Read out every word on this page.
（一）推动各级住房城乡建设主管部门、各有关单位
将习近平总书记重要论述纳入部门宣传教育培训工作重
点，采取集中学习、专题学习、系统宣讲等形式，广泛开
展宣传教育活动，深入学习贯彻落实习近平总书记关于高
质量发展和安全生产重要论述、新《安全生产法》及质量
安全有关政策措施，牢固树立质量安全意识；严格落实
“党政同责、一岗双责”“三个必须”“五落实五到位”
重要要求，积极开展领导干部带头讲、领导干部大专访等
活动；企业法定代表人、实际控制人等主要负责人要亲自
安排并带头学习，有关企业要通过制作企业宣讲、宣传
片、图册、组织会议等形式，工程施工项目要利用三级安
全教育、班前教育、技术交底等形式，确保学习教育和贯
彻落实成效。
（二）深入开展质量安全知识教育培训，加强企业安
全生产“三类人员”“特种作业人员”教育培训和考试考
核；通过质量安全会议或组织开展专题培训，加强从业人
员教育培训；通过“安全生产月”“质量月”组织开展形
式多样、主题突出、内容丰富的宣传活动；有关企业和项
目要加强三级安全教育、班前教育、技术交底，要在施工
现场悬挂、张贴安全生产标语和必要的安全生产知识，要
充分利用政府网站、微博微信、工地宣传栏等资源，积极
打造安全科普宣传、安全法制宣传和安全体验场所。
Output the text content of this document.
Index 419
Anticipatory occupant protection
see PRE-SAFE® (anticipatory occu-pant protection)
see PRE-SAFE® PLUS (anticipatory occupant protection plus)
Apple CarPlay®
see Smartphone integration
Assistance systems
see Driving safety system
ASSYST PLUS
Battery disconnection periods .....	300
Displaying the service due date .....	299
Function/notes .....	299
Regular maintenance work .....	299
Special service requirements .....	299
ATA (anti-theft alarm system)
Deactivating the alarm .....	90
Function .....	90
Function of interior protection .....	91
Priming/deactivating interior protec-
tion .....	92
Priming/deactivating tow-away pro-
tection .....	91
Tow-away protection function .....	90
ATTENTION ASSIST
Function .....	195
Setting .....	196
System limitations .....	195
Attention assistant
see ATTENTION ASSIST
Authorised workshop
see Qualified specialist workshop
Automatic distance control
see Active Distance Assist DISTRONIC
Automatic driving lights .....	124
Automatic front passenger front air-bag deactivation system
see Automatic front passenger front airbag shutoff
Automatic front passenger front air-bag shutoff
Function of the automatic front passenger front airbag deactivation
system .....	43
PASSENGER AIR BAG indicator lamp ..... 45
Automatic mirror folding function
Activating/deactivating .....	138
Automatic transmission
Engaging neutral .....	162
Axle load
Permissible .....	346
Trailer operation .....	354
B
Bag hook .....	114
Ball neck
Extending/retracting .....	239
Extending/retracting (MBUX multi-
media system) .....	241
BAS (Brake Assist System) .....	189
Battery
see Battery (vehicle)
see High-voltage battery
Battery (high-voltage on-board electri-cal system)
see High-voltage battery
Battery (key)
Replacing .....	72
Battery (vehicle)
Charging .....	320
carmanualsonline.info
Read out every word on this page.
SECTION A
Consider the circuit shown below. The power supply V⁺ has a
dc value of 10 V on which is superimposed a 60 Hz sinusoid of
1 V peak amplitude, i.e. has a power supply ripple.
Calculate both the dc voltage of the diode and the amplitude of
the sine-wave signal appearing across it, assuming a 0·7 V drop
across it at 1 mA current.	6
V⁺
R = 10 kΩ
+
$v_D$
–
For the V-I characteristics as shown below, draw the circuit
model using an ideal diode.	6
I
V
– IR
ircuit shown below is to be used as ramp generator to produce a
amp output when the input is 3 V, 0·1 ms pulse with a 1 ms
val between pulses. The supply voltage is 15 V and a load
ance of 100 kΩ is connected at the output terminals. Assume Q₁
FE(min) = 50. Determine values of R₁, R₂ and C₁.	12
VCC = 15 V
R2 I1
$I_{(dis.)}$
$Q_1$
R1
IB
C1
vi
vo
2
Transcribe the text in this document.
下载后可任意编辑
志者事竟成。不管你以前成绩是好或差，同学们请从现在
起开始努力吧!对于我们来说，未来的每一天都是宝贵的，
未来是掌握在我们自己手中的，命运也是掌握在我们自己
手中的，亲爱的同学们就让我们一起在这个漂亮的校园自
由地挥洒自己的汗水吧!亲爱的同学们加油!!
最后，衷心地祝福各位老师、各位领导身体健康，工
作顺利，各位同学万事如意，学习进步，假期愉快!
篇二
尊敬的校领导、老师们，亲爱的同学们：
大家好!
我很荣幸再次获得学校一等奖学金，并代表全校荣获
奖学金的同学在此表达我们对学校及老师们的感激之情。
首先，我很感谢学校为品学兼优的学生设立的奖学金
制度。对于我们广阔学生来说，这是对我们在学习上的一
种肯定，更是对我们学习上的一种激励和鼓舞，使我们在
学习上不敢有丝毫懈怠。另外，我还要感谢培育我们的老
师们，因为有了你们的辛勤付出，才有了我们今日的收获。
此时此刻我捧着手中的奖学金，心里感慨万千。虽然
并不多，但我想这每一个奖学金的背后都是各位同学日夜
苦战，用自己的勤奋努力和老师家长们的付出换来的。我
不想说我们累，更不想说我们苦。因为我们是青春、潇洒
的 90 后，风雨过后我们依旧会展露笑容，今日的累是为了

---

* PROBLEM TO WORK ON *
Copy out exactly the lines between the line with "Transcribe the text in this document." and the last line of the entries, counting both of those lines.

* RESPONSE TO THE TASK *
Transcribe the text in this document.
下载后可任意编辑
志者事竟成。不管你以前成绩是好或差，同学们请从现在
起开始努力吧!对于我们来说，未来的每一天都是宝贵的，
未来是掌握在我们自己手中的，命运也是掌握在我们自己
手中的，亲爱的同学们就让我们一起在这个漂亮的校园自
由地挥洒自己的汗水吧!亲爱的同学们加油!!
最后，衷心地祝福各位老师、各位领导身体健康，工
作顺利，各位同学万事如意，学习进步，假期愉快!
篇二
尊敬的校领导、老师们，亲爱的同学们：
大家好!
我很荣幸再次获得学校一等奖学金，并代表全校荣获
奖学金的同学在此表达我们对学校及老师们的感激之情。
首先，我很感谢学校为品学兼优的学生设立的奖学金
制度。对于我们广阔学生来说，这是对我们在学习上的一
种肯定，更是对我们学习上的一种激励和鼓舞，使我们在
学习上不敢有丝毫懈怠。另外，我还要感谢培育我们的老
师们，因为有了你们的辛勤付出，才有了我们今日的收获。
此时此刻我捧着手中的奖学金，心里感慨万千。虽然
并不多，但我想这每一个奖学金的背后都是各位同学日夜
苦战，用自己的勤奋努力和老师家长们的付出换来的。我
不想说我们累，更不想说我们苦。因为我们是青春、潇洒
的 90 后，风雨过后我们依旧会展露笑容，今日的累是为了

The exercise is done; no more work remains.